### WRITTEN TASK
Reproduce all records verbatim.

### SUPPLIED INFORMATION
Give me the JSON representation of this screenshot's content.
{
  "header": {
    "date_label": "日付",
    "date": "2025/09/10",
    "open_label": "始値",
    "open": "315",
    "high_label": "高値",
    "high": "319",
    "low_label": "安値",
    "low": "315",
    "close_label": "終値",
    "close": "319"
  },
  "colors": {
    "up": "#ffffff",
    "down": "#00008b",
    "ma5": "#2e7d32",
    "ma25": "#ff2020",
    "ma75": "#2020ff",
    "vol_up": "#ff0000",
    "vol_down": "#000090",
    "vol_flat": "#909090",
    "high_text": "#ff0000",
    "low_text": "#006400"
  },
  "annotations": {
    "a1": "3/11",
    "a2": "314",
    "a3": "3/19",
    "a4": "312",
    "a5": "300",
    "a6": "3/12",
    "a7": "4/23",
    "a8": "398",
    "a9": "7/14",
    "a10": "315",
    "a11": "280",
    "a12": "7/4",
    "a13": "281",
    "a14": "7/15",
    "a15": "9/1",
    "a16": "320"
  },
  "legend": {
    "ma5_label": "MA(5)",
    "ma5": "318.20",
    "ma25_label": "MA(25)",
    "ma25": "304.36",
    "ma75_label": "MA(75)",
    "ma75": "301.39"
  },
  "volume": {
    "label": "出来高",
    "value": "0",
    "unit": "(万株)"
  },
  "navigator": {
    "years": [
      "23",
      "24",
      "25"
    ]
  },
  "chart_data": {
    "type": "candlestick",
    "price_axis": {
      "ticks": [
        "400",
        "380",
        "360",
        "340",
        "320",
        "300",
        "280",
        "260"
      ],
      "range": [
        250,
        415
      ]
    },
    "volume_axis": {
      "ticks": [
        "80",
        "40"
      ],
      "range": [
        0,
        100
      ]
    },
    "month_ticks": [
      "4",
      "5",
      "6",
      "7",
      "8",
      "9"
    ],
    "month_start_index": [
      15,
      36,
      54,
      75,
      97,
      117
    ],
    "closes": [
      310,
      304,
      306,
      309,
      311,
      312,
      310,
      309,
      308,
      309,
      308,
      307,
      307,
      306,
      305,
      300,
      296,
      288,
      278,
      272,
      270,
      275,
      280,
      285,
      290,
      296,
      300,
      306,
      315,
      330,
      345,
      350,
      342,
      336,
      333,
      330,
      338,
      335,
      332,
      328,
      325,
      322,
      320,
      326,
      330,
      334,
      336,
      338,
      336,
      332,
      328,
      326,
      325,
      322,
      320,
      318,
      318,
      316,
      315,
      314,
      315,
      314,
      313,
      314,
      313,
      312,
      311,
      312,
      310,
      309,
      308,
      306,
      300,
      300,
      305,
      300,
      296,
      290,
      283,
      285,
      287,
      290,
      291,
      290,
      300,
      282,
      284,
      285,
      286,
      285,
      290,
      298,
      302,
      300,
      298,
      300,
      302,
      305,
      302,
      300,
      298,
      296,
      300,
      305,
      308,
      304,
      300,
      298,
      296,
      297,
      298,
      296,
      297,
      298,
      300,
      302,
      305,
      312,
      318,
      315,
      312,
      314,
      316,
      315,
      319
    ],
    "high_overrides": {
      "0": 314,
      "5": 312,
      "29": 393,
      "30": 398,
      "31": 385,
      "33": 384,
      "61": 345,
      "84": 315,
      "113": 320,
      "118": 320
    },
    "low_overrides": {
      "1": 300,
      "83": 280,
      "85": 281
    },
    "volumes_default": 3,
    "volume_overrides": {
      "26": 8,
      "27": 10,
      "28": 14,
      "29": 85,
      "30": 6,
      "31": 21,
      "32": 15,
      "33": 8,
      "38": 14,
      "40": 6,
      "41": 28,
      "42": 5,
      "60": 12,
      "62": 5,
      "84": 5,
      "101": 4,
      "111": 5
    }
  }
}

### SOLUTION
Give me the JSON representation of this screenshot's content.
{
  "header": {
    "date_label": "日付",
    "date": "2025/09/10",
    "open_label": "始値",
    "open": "315",
    "high_label": "高値",
    "high": "319",
    "low_label": "安値",
    "low": "315",
    "close_label": "終値",
    "close": "319"
  },
  "colors": {
    "up": "#ffffff",
    "down": "#00008b",
    "ma5": "#2e7d32",
    "ma25": "#ff2020",
    "ma75": "#2020ff",
    "vol_up": "#ff0000",
    "vol_down": "#000090",
    "vol_flat": "#909090",
    "high_text": "#ff0000",
    "low_text": "#006400"
  },
  "annotations": {
    "a1": "3/11",
    "a2": "314",
    "a3": "3/19",
    "a4": "312",
    "a5": "300",
    "a6": "3/12",
    "a7": "4/23",
    "a8": "398",
    "a9": "7/14",
    "a10": "315",
    "a11": "280",
    "a12": "7/4",
    "a13": "281",
    "a14": "7/15",
    "a15": "9/1",
    "a16": "320"
  },
  "legend": {
    "ma5_label": "MA(5)",
    "ma5": "318.20",
    "ma25_label": "MA(25)",
    "ma25": "304.36",
    "ma75_label": "MA(75)",
    "ma75": "301.39"
  },
  "volume": {
    "label": "出来高",
    "value": "0",
    "unit": "(万株)"
  },
  "navigator": {
    "years": [
      "23",
      "24",
      "25"
    ]
  },
  "chart_data": {
    "type": "candlestick",
    "price_axis": {
      "ticks": [
        "400",
        "380",
        "360",
        "340",
        "320",
        "300",
        "280",
        "260"
      ],
      "range": [
        250,
        415
      ]
    },
    "volume_axis": {
      "ticks": [
        "80",
        "40"
      ],
      "range": [
        0,
        100
      ]
    },
    "month_ticks": [
      "4",
      "5",
      "6",
      "7",
      "8",
      "9"
    ],
    "month_start_index": [
      15,
      36,
      54,
      75,
      97,
      117
    ],
    "closes": [
      310,
      304,
      306,
      309,
      311,
      312,
      310,
      309,
      308,
      309,
      308,
      307,
      307,
      306,
      305,
      300,
      296,
      288,
      278,
      272,
      270,
      275,
      280,
      285,
      290,
      296,
      300,
      306,
      315,
      330,
      345,
      350,
      342,
      336,
      333,
      330,
      338,
      335,
      332,
      328,
      325,
      322,
      320,
      326,
      330,
      334,
      336,
      338,
      336,
      332,
      328,
      326,
      325,
      322,
      320,
      318,
      318,
      316,
      315,
      314,
      315,
      314,
      313,
      314,
      313,
      312,
      311,
      312,
      310,
      309,
      308,
      306,
      300,
      300,
      305,
      300,
      296,
      290,
      283,
      285,
      287,
      290,
      291,
      290,
      300,
      282,
      284,
      285,
      286,
      285,
      290,
      298,
      302,
      300,
      298,
      300,
      302,
      305,
      302,
      300,
      298,
      296,
      300,
      305,
      308,
      304,
      300,
      298,
      296,
      297,
      298,
      296,
      297,
      298,
      300,
      302,
      305,
      312,
      318,
      315,
      312,
      314,
      316,
      315,
      319
    ],
    "high_overrides": {
      "0": 314,
      "5": 312,
      "29": 393,
      "30": 398,
      "31": 385,
      "33": 384,
      "61": 345,
      "84": 315,
      "113": 320,
      "118": 320
    },
    "low_overrides": {
      "1": 300,
      "83": 280,
      "85": 281
    },
    "volumes_default": 3,
    "volume_overrides": {
      "26": 8,
      "27": 10,
      "28": 14,
      "29": 85,
      "30": 6,
      "31": 21,
      "32": 15,
      "33": 8,
      "38": 14,
      "40": 6,
      "41": 28,
      "42": 5,
      "60": 12,
      "62": 5,
      "84": 5,
      "101": 4,
      "111": 5
    }
  }
}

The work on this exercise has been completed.